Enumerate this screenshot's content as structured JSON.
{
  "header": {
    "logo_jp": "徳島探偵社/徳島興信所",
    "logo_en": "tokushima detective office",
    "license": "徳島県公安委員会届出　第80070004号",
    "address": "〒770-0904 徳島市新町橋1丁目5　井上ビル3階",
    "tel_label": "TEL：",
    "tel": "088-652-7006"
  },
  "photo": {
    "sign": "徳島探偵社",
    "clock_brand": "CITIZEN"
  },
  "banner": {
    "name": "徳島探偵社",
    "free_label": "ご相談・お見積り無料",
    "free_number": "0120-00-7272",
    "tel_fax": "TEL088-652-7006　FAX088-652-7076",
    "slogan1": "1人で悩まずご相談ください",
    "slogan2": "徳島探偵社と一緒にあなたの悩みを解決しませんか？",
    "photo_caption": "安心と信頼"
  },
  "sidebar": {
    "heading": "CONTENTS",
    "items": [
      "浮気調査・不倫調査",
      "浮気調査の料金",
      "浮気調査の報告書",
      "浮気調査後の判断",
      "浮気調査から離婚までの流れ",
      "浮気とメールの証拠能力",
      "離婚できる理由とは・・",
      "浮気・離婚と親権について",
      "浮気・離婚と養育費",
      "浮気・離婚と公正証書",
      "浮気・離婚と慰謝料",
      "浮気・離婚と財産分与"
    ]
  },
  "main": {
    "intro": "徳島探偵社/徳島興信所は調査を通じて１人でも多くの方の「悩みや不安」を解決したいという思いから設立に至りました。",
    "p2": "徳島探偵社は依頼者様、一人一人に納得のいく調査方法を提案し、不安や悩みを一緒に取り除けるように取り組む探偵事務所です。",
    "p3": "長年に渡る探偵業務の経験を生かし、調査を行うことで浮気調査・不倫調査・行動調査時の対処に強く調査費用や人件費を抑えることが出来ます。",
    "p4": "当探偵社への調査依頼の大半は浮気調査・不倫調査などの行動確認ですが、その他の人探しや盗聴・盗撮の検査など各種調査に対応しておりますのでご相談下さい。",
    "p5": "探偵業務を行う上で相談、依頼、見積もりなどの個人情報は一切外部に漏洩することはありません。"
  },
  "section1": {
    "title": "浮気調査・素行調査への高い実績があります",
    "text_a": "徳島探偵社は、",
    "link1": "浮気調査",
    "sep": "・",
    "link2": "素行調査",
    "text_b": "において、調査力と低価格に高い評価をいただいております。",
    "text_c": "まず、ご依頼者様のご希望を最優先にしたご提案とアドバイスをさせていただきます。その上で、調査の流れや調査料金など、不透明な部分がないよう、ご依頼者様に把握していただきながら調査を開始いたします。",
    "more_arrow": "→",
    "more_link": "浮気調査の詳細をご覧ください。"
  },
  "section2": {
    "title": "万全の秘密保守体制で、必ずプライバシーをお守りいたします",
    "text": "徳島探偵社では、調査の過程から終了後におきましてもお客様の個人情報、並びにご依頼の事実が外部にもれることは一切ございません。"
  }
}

> **TASK**
Print every record exactly as it was given.

> **ANSWER TO THE TASK**
Enumerate this screenshot's content as structured JSON.
{
  "header": {
    "logo_jp": "徳島探偵社/徳島興信所",
    "logo_en": "tokushima detective office",
    "license": "徳島県公安委員会届出　第80070004号",
    "address": "〒770-0904 徳島市新町橋1丁目5　井上ビル3階",
    "tel_label": "TEL：",
    "tel": "088-652-7006"
  },
  "photo": {
    "sign": "徳島探偵社",
    "clock_brand": "CITIZEN"
  },
  "banner": {
    "name": "徳島探偵社",
    "free_label": "ご相談・お見積り無料",
    "free_number": "0120-00-7272",
    "tel_fax": "TEL088-652-7006　FAX088-652-7076",
    "slogan1": "1人で悩まずご相談ください",
    "slogan2": "徳島探偵社と一緒にあなたの悩みを解決しませんか？",
    "photo_caption": "安心と信頼"
  },
  "sidebar": {
    "heading": "CONTENTS",
    "items": [
      "浮気調査・不倫調査",
      "浮気調査の料金",
      "浮気調査の報告書",
      "浮気調査後の判断",
      "浮気調査から離婚までの流れ",
      "浮気とメールの証拠能力",
      "離婚できる理由とは・・",
      "浮気・離婚と親権について",
      "浮気・離婚と養育費",
      "浮気・離婚と公正証書",
      "浮気・離婚と慰謝料",
      "浮気・離婚と財産分与"
    ]
  },
  "main": {
    "intro": "徳島探偵社/徳島興信所は調査を通じて１人でも多くの方の「悩みや不安」を解決したいという思いから設立に至りました。",
    "p2": "徳島探偵社は依頼者様、一人一人に納得のいく調査方法を提案し、不安や悩みを一緒に取り除けるように取り組む探偵事務所です。",
    "p3": "長年に渡る探偵業務の経験を生かし、調査を行うことで浮気調査・不倫調査・行動調査時の対処に強く調査費用や人件費を抑えることが出来ます。",
    "p4": "当探偵社への調査依頼の大半は浮気調査・不倫調査などの行動確認ですが、その他の人探しや盗聴・盗撮の検査など各種調査に対応しておりますのでご相談下さい。",
    "p5": "探偵業務を行う上で相談、依頼、見積もりなどの個人情報は一切外部に漏洩することはありません。"
  },
  "section1": {
    "title": "浮気調査・素行調査への高い実績があります",
    "text_a": "徳島探偵社は、",
    "link1": "浮気調査",
    "sep": "・",
    "link2": "素行調査",
    "text_b": "において、調査力と低価格に高い評価をいただいております。",
    "text_c": "まず、ご依頼者様のご希望を最優先にしたご提案とアドバイスをさせていただきます。その上で、調査の流れや調査料金など、不透明な部分がないよう、ご依頼者様に把握していただきながら調査を開始いたします。",
    "more_arrow": "→",
    "more_link": "浮気調査の詳細をご覧ください。"
  },
  "section2": {
    "title": "万全の秘密保守体制で、必ずプライバシーをお守りいたします",
    "text": "徳島探偵社では、調査の過程から終了後におきましてもお客様の個人情報、並びにご依頼の事実が外部にもれることは一切ございません。"
  }
}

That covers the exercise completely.